### Given exercise
Reproduce the entries word for word, and omit any picture you find in them.

Dataset records:
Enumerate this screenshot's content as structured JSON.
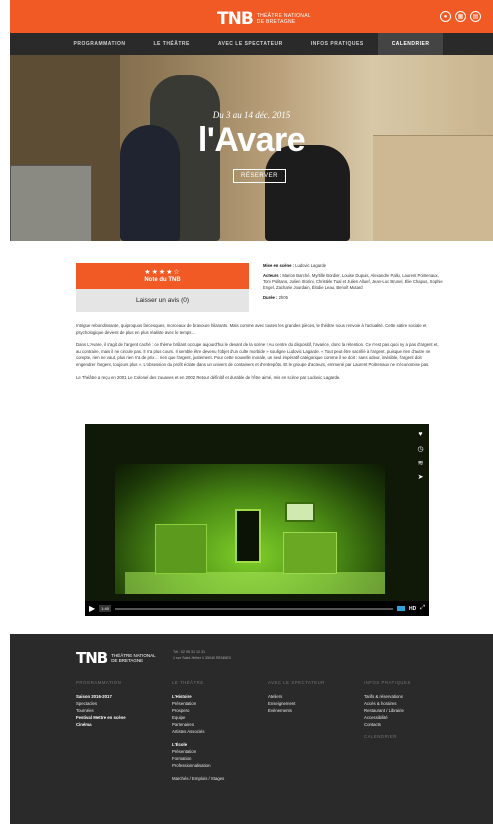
{
  "brand": {
    "mark": "TNB",
    "name_line1": "THÉÂTRE NATIONAL",
    "name_line2": "DE BRETAGNE"
  },
  "top_icons": [
    "user-icon",
    "calendar-icon",
    "ticket-icon"
  ],
  "nav": [
    {
      "label": "PROGRAMMATION"
    },
    {
      "label": "LE THÉÂTRE"
    },
    {
      "label": "AVEC LE SPECTATEUR"
    },
    {
      "label": "INFOS PRATIQUES"
    },
    {
      "label": "CALENDRIER"
    }
  ],
  "hero": {
    "date": "Du 3 au 14 déc. 2015",
    "title": "l'Avare",
    "button": "RÉSERVER"
  },
  "rating": {
    "stars": "★★★★☆",
    "label": "Note du TNB",
    "review_button": "Laisser un avis (0)"
  },
  "credits": {
    "mise_label": "Mise en scène :",
    "mise_value": " Ludovic Lagarde",
    "acteurs_label": "Acteurs :",
    "acteurs_value": " Marion Barché, Myrtille Bordier, Louise Dupuis, Alexandre Pallu, Laurent Poitrenaux, Tom Politano, Julien Storini, Christèle Tual et Julien Alluef, Jean-Luc Brunel, Élie Chapus, Sophie Engel, Zacharie Jourdain, Élodie Leau, Benoît Mutard",
    "duree_label": "Durée :",
    "duree_value": " 2h05"
  },
  "body": {
    "p1": "Intrigue rebondissante, quiproquos farcesques, morceaux de bravoure hilarants. Mais comme avec toutes les grandes pièces, le théâtre nous renvoie à l'actualité. Cette satire sociale et psychologique devient de plus en plus réaliste avec le temps…",
    "p2": "Dans L'Avare, il s'agit de l'argent caché : ce thème brûlant occupe aujourd'hui le devant de la scène ! Au centre du dispositif, l'avarice, donc la rétention. Ce n'est pas quoi ny a pas d'argent et, au contraire, mais il ne circule pas. Il n'a plus cours. Il semble être devenu l'objet d'un culte morbide » souligne Ludovic Lagarde. « Tout peut être sacrifié à l'argent, puisque rien d'autre ne compte, rien ne vaut, plus rien n'a de prix… rien que l'argent, justement. Pour cette nouvelle morale, un seul impératif catégorique comme il se doit : sans odeur, invisible, l'argent doit engendrer l'argent, toujours plus ». L'obsession du profit éclate dans un univers de containers et d'entrepôts. Et le groupe d'acteurs, emmené par Laurent Poitrenaux ne s'économise pas.",
    "p3": "Le Théâtre a reçu en 2001 Le Colonel des zouaves et en 2002 Retour définitif et durable de l'être aimé, mis en scène par Ludovic Lagarde."
  },
  "video": {
    "time": "1:40",
    "hd": "HD",
    "side_icons": [
      "heart-icon",
      "clock-icon",
      "layers-icon",
      "share-icon"
    ]
  },
  "footer": {
    "logo": {
      "mark": "TNB",
      "line1": "THÉÂTRE NATIONAL",
      "line2": "DE BRETAGNE"
    },
    "phone": "Tél : 02 99 31 12 31",
    "address": "1 rue Saint-Hélier // 35040 RENNES",
    "col1": {
      "heading": "PROGRAMMATION",
      "items": [
        "Saison 2016-2017",
        "Spectacles",
        "Tournées",
        "Festival Mettre en scène",
        "Cinéma"
      ]
    },
    "col2": {
      "heading": "LE THÉÂTRE",
      "items": [
        "L'Histoire",
        "Présentation",
        "Prospero",
        "Equipe",
        "Partenaires",
        "Artistes Associés"
      ],
      "ecole_heading": "L'École",
      "ecole_items": [
        "Présentation",
        "Formation",
        "Professionnalisation"
      ],
      "extra": "Marchés / Emplois / Stages"
    },
    "col3": {
      "heading": "AVEC LE SPECTATEUR",
      "items": [
        "Ateliers",
        "Enseignement",
        "Evènements"
      ]
    },
    "col4": {
      "heading": "INFOS PRATIQUES",
      "items": [
        "Tarifs & réservations",
        "Accès & horaires",
        "Restaurant / Librairie",
        "Accessibilité",
        "Contacts"
      ],
      "heading2": "CALENDRIER"
    }
  }
}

### Written solution
Enumerate this screenshot's content as structured JSON.
{
  "brand": {
    "mark": "TNB",
    "name_line1": "THÉÂTRE NATIONAL",
    "name_line2": "DE BRETAGNE"
  },
  "top_icons": [
    "user-icon",
    "calendar-icon",
    "ticket-icon"
  ],
  "nav": [
    {
      "label": "PROGRAMMATION"
    },
    {
      "label": "LE THÉÂTRE"
    },
    {
      "label": "AVEC LE SPECTATEUR"
    },
    {
      "label": "INFOS PRATIQUES"
    },
    {
      "label": "CALENDRIER"
    }
  ],
  "hero": {
    "date": "Du 3 au 14 déc. 2015",
    "title": "l'Avare",
    "button": "RÉSERVER"
  },
  "rating": {
    "stars": "★★★★☆",
    "label": "Note du TNB",
    "review_button": "Laisser un avis (0)"
  },
  "credits": {
    "mise_label": "Mise en scène :",
    "mise_value": " Ludovic Lagarde",
    "acteurs_label": "Acteurs :",
    "acteurs_value": " Marion Barché, Myrtille Bordier, Louise Dupuis, Alexandre Pallu, Laurent Poitrenaux, Tom Politano, Julien Storini, Christèle Tual et Julien Alluef, Jean-Luc Brunel, Élie Chapus, Sophie Engel, Zacharie Jourdain, Élodie Leau, Benoît Mutard",
    "duree_label": "Durée :",
    "duree_value": " 2h05"
  },
  "body": {
    "p1": "Intrigue rebondissante, quiproquos farcesques, morceaux de bravoure hilarants. Mais comme avec toutes les grandes pièces, le théâtre nous renvoie à l'actualité. Cette satire sociale et psychologique devient de plus en plus réaliste avec le temps…",
    "p2": "Dans L'Avare, il s'agit de l'argent caché : ce thème brûlant occupe aujourd'hui le devant de la scène ! Au centre du dispositif, l'avarice, donc la rétention. Ce n'est pas quoi ny a pas d'argent et, au contraire, mais il ne circule pas. Il n'a plus cours. Il semble être devenu l'objet d'un culte morbide » souligne Ludovic Lagarde. « Tout peut être sacrifié à l'argent, puisque rien d'autre ne compte, rien ne vaut, plus rien n'a de prix… rien que l'argent, justement. Pour cette nouvelle morale, un seul impératif catégorique comme il se doit : sans odeur, invisible, l'argent doit engendrer l'argent, toujours plus ». L'obsession du profit éclate dans un univers de containers et d'entrepôts. Et le groupe d'acteurs, emmené par Laurent Poitrenaux ne s'économise pas.",
    "p3": "Le Théâtre a reçu en 2001 Le Colonel des zouaves et en 2002 Retour définitif et durable de l'être aimé, mis en scène par Ludovic Lagarde."
  },
  "video": {
    "time": "1:40",
    "hd": "HD",
    "side_icons": [
      "heart-icon",
      "clock-icon",
      "layers-icon",
      "share-icon"
    ]
  },
  "footer": {
    "logo": {
      "mark": "TNB",
      "line1": "THÉÂTRE NATIONAL",
      "line2": "DE BRETAGNE"
    },
    "phone": "Tél : 02 99 31 12 31",
    "address": "1 rue Saint-Hélier // 35040 RENNES",
    "col1": {
      "heading": "PROGRAMMATION",
      "items": [
        "Saison 2016-2017",
        "Spectacles",
        "Tournées",
        "Festival Mettre en scène",
        "Cinéma"
      ]
    },
    "col2": {
      "heading": "LE THÉÂTRE",
      "items": [
        "L'Histoire",
        "Présentation",
        "Prospero",
        "Equipe",
        "Partenaires",
        "Artistes Associés"
      ],
      "ecole_heading": "L'École",
      "ecole_items": [
        "Présentation",
        "Formation",
        "Professionnalisation"
      ],
      "extra": "Marchés / Emplois / Stages"
    },
    "col3": {
      "heading": "AVEC LE SPECTATEUR",
      "items": [
        "Ateliers",
        "Enseignement",
        "Evènements"
      ]
    },
    "col4": {
      "heading": "INFOS PRATIQUES",
      "items": [
        "Tarifs & réservations",
        "Accès & horaires",
        "Restaurant / Librairie",
        "Accessibilité",
        "Contacts"
      ],
      "heading2": "CALENDRIER"
    }
  }
}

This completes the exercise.